▸ Prompt
Search the material for the string "gyerekek", then report how many lines hold it, with no other text.

=======

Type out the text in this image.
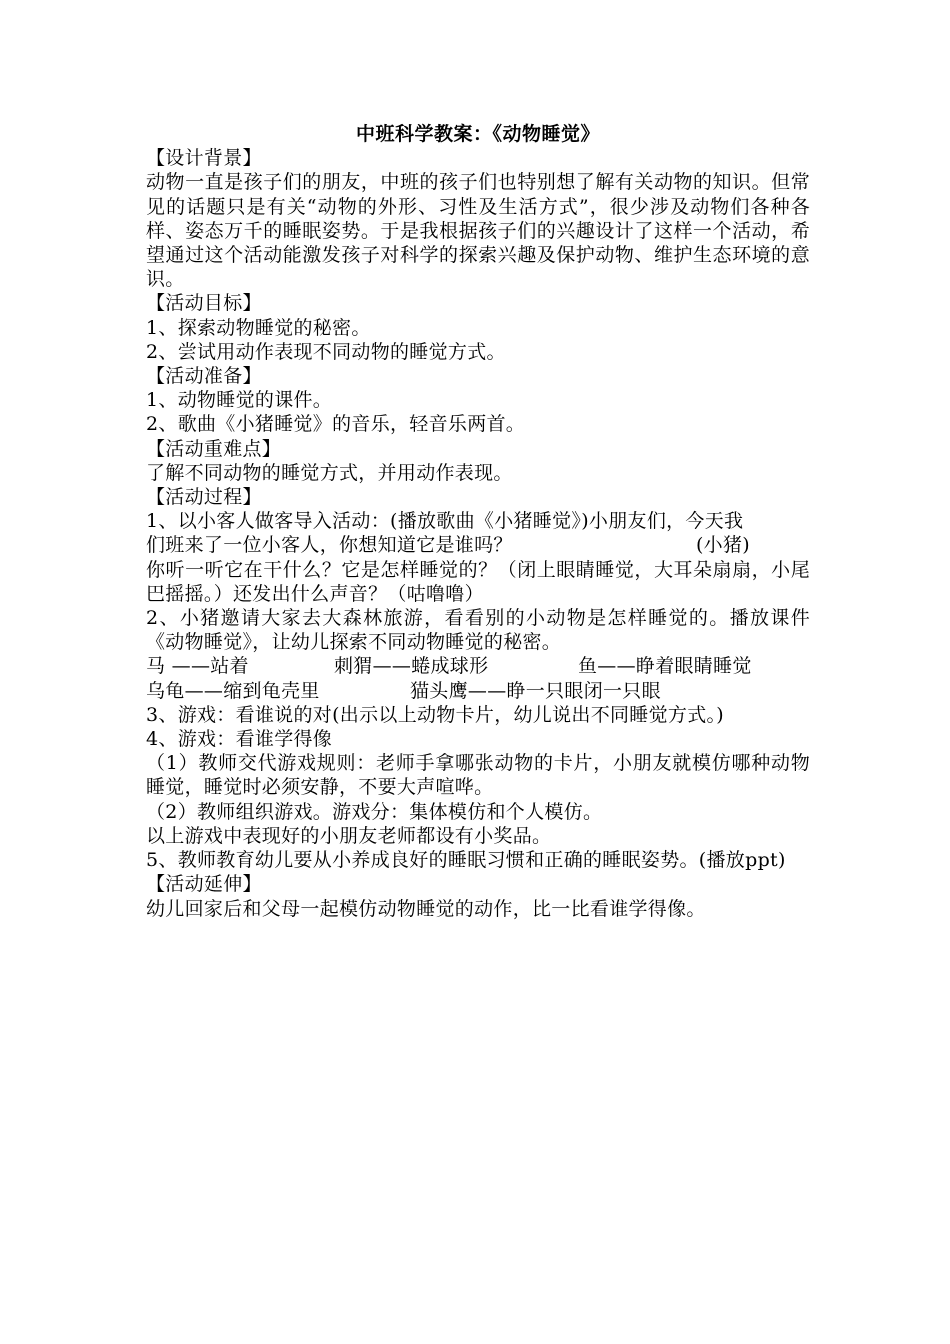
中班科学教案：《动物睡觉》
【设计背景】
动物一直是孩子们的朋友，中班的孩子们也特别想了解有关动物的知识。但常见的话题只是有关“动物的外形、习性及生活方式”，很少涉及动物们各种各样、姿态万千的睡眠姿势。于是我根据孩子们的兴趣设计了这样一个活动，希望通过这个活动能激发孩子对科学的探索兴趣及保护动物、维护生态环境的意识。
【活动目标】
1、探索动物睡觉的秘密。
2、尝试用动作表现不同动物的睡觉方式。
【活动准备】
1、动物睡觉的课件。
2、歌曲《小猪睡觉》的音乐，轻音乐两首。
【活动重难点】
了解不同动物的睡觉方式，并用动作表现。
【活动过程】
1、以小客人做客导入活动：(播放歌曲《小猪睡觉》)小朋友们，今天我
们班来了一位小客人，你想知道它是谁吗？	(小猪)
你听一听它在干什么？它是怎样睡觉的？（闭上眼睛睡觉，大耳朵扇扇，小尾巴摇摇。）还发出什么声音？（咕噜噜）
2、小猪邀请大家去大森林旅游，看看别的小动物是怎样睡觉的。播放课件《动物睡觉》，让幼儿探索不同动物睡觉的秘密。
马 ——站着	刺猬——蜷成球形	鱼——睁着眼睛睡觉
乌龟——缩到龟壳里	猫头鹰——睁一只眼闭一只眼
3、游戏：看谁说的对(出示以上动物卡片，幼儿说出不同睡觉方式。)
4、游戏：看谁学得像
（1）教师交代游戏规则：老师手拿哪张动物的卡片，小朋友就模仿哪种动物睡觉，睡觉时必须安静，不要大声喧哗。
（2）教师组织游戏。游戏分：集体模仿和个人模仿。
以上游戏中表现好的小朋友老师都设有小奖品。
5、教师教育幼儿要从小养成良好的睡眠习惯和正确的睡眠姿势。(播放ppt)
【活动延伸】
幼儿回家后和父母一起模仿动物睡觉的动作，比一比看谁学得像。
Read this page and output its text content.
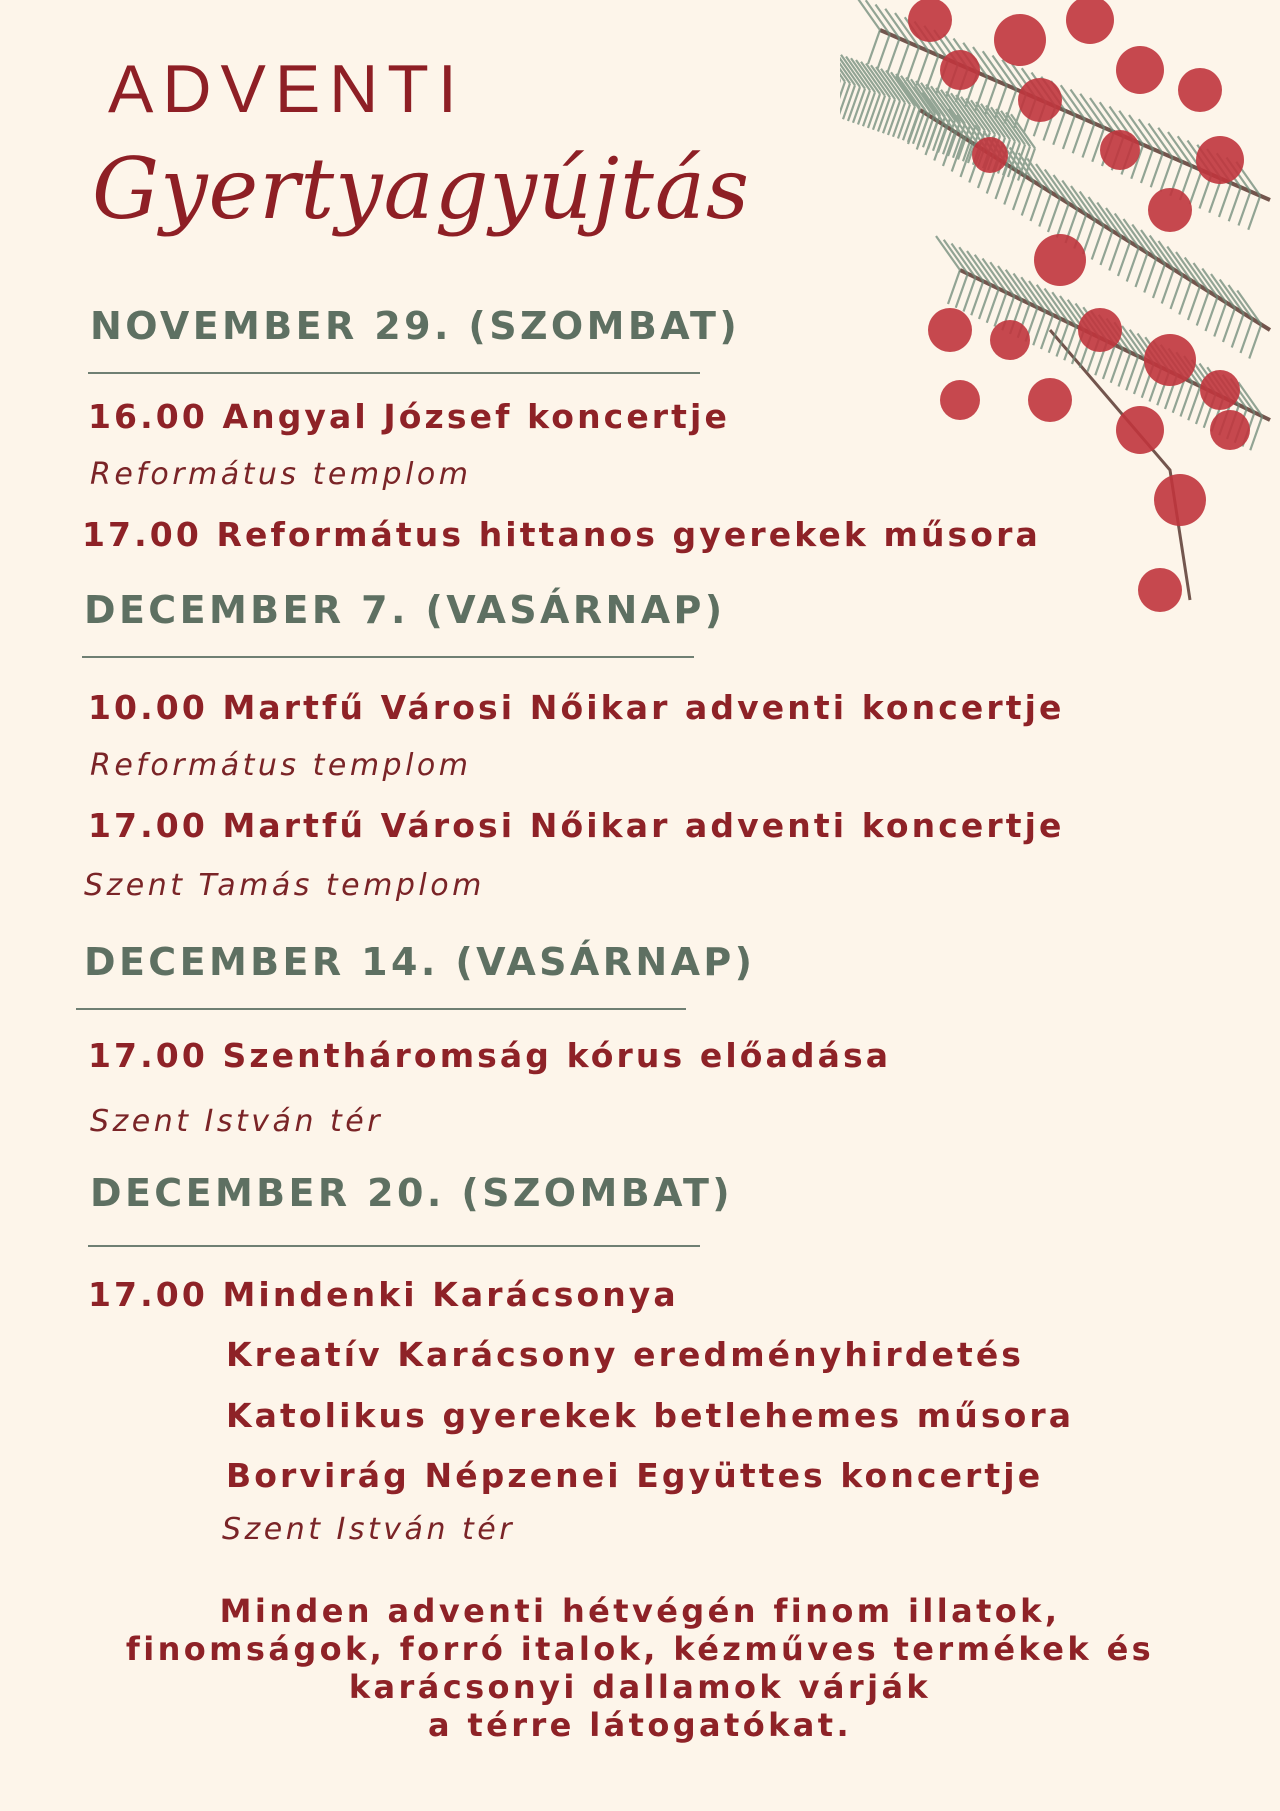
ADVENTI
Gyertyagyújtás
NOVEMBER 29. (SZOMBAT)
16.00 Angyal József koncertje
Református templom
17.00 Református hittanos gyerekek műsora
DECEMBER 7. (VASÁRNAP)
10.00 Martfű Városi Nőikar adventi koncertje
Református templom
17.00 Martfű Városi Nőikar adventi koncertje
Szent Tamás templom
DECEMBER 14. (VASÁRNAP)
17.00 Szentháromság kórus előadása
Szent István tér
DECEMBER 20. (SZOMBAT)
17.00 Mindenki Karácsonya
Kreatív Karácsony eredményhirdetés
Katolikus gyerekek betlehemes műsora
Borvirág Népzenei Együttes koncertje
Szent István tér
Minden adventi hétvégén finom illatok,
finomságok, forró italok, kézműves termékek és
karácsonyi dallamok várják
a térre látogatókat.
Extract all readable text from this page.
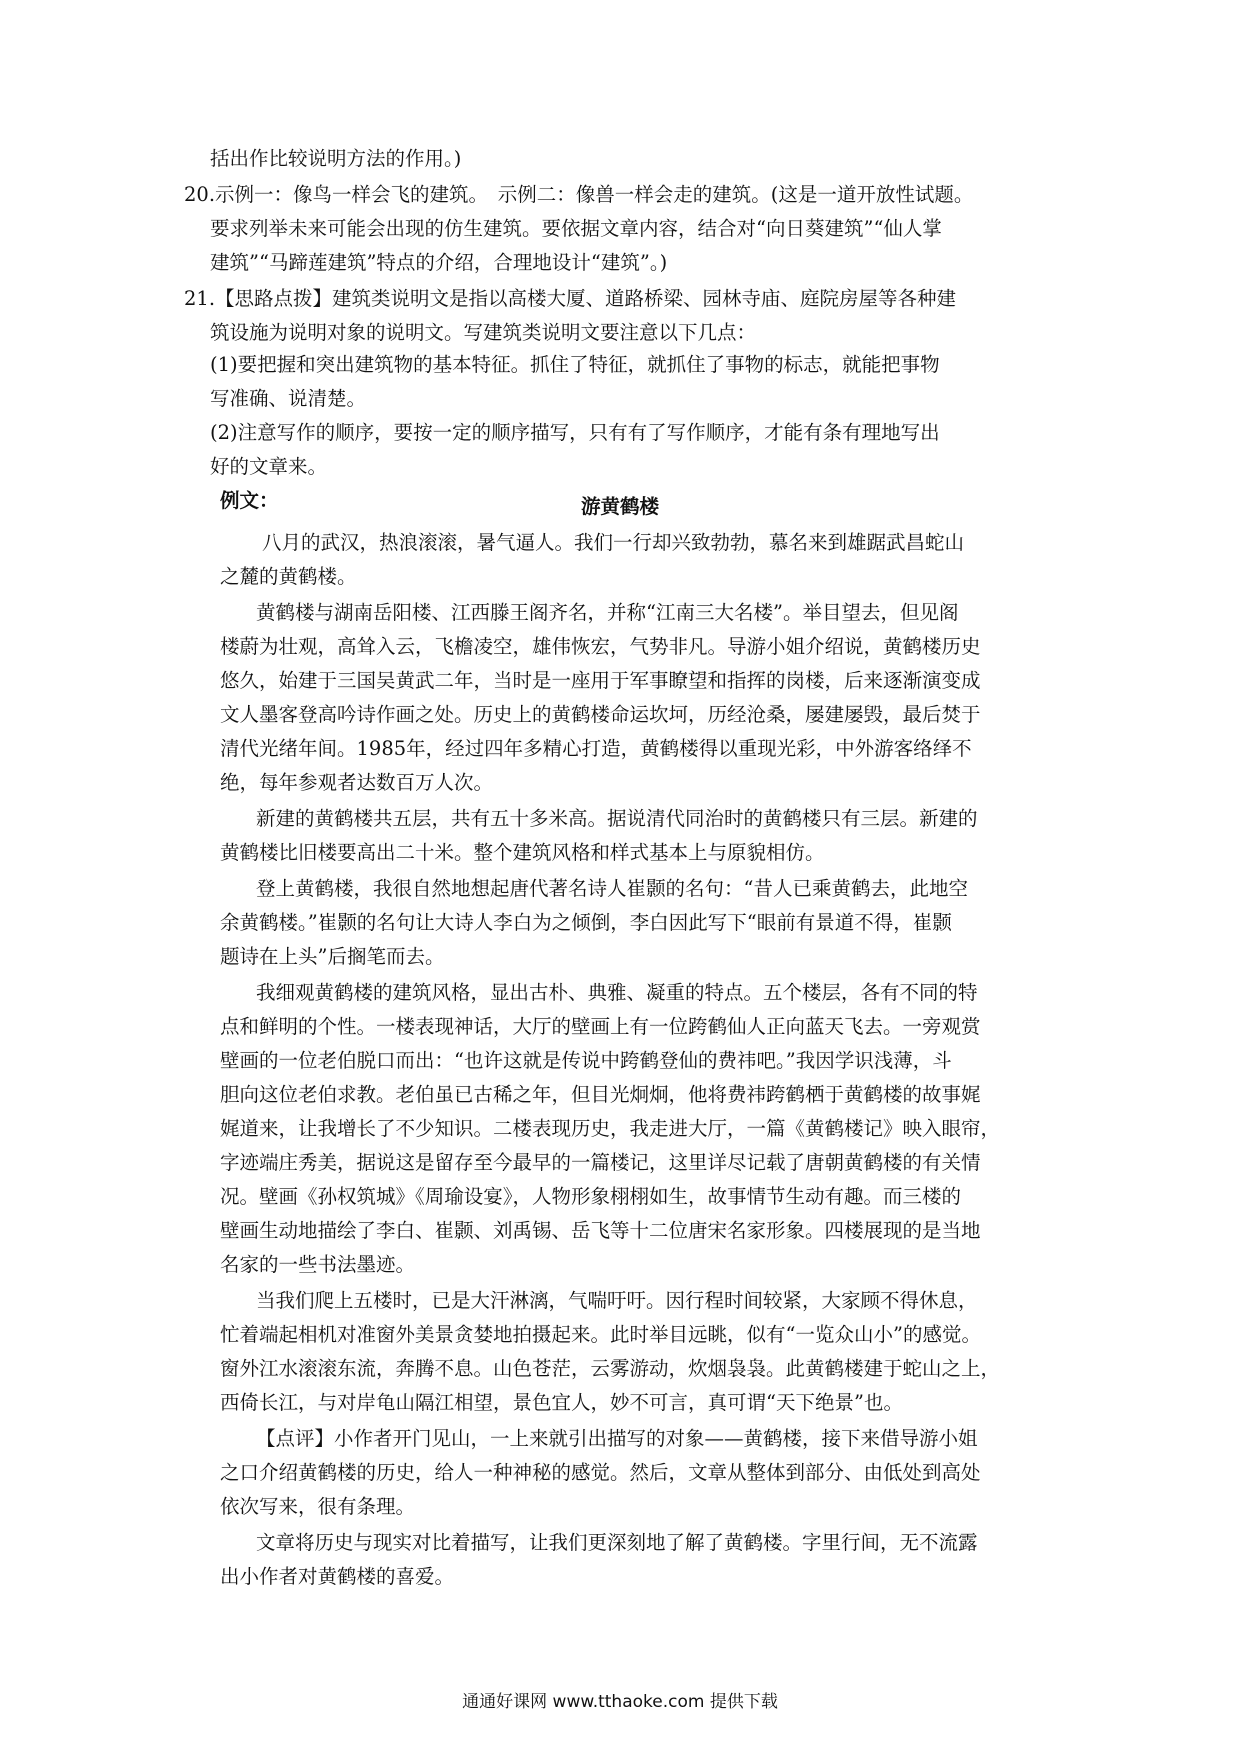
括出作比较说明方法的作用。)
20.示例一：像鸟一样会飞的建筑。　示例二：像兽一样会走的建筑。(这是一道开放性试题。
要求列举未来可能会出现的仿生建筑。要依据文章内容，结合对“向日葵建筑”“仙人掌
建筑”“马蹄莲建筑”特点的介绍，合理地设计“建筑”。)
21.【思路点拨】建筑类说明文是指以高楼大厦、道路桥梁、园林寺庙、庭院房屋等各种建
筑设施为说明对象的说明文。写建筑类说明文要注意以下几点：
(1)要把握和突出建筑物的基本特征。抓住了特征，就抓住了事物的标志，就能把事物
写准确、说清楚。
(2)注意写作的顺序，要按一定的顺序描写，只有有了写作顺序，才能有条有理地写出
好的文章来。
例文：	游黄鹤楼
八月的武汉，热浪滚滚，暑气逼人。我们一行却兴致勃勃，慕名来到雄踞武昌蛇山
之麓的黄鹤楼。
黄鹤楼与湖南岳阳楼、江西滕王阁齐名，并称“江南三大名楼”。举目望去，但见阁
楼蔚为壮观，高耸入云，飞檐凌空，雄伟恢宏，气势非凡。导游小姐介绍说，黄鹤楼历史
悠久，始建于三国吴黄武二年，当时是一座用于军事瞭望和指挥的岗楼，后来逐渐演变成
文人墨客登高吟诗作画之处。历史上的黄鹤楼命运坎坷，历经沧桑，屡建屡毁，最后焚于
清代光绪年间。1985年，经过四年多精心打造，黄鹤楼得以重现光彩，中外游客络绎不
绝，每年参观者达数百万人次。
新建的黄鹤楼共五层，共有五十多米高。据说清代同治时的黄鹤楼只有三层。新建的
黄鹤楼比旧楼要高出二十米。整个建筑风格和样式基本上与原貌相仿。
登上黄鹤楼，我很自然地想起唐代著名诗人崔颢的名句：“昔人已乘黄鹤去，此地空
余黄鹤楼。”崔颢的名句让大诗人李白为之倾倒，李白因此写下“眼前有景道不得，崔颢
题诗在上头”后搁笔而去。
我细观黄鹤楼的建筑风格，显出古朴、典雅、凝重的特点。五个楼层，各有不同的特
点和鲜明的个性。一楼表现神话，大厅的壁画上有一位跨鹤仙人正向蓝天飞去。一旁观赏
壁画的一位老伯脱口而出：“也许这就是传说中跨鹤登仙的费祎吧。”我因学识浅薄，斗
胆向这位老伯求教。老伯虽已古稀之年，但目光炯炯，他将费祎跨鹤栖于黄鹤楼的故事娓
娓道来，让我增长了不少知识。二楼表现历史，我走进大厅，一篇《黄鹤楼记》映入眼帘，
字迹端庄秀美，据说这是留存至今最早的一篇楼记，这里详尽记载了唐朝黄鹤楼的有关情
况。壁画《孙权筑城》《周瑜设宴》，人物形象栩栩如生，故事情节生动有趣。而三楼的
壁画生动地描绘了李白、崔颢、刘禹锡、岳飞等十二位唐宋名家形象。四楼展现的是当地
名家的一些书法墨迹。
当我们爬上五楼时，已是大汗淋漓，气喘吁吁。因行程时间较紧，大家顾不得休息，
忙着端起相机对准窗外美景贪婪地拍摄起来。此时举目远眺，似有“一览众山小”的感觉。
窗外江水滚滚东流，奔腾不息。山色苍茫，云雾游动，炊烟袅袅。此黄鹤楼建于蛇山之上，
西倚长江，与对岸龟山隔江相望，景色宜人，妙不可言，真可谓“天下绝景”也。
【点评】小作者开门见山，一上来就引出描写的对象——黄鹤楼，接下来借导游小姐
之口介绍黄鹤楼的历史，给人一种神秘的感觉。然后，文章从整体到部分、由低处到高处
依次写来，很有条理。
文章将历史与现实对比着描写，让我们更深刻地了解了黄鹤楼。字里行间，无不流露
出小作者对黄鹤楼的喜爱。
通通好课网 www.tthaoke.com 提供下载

=======

▸ Solution to this task
2